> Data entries
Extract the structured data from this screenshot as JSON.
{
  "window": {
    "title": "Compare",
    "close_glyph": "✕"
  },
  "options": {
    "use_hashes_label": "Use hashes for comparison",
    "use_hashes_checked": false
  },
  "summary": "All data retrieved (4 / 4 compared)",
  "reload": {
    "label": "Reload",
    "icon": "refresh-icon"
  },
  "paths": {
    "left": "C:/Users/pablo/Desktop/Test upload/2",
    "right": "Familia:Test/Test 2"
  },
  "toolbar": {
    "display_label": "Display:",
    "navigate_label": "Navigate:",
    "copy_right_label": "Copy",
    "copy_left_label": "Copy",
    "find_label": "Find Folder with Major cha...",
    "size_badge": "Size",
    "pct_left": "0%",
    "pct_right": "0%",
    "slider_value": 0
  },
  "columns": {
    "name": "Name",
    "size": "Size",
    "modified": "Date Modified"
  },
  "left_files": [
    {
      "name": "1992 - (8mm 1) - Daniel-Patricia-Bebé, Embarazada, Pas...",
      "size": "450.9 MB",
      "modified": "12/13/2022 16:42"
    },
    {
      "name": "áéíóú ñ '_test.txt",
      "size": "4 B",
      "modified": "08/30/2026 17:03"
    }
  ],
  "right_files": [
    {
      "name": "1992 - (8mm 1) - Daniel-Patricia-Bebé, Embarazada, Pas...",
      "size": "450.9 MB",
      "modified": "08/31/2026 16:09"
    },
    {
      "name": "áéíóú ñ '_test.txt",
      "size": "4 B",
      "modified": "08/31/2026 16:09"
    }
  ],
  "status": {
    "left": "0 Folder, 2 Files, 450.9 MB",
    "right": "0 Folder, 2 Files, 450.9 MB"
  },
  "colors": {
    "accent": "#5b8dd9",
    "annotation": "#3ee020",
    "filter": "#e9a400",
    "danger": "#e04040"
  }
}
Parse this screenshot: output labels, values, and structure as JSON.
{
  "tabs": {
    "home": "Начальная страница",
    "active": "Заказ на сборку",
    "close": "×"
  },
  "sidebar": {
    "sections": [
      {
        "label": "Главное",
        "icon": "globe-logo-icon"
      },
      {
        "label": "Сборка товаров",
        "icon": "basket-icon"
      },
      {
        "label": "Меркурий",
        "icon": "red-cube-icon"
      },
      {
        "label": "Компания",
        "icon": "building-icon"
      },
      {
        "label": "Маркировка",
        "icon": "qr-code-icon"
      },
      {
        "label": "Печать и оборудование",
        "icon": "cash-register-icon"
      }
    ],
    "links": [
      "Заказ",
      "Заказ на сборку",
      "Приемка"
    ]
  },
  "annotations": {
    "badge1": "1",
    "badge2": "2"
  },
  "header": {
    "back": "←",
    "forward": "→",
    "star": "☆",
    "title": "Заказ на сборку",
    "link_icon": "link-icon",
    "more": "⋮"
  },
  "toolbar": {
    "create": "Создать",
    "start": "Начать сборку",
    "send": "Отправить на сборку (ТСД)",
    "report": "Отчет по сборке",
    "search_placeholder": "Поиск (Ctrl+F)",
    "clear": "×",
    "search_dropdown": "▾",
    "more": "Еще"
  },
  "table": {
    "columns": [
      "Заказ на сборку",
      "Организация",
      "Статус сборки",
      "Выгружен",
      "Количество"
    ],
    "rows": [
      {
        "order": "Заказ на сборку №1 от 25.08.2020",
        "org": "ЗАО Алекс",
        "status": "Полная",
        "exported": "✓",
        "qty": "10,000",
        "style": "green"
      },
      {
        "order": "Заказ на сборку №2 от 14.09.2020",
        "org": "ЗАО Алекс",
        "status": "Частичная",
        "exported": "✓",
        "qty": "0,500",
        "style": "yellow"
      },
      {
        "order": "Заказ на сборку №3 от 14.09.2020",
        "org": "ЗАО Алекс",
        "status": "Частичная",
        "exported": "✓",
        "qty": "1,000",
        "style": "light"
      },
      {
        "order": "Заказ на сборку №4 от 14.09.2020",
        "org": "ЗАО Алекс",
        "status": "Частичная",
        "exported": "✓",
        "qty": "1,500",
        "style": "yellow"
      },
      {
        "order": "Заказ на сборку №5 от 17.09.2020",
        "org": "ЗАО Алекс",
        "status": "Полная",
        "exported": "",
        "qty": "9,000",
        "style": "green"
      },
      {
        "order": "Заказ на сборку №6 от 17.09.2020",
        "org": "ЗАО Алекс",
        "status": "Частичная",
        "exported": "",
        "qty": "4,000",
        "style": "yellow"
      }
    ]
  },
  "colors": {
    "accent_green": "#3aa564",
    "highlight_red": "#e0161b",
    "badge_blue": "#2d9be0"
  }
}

> EXERCISE DETAILS
From the material above, gather all lines that include the string "modified" and copy them.

> EXERCISE ANSWER
    "modified": "Date Modified"
      "modified": "12/13/2022 16:42"
      "modified": "08/30/2026 17:03"
      "modified": "08/31/2026 16:09"
      "modified": "08/31/2026 16:09"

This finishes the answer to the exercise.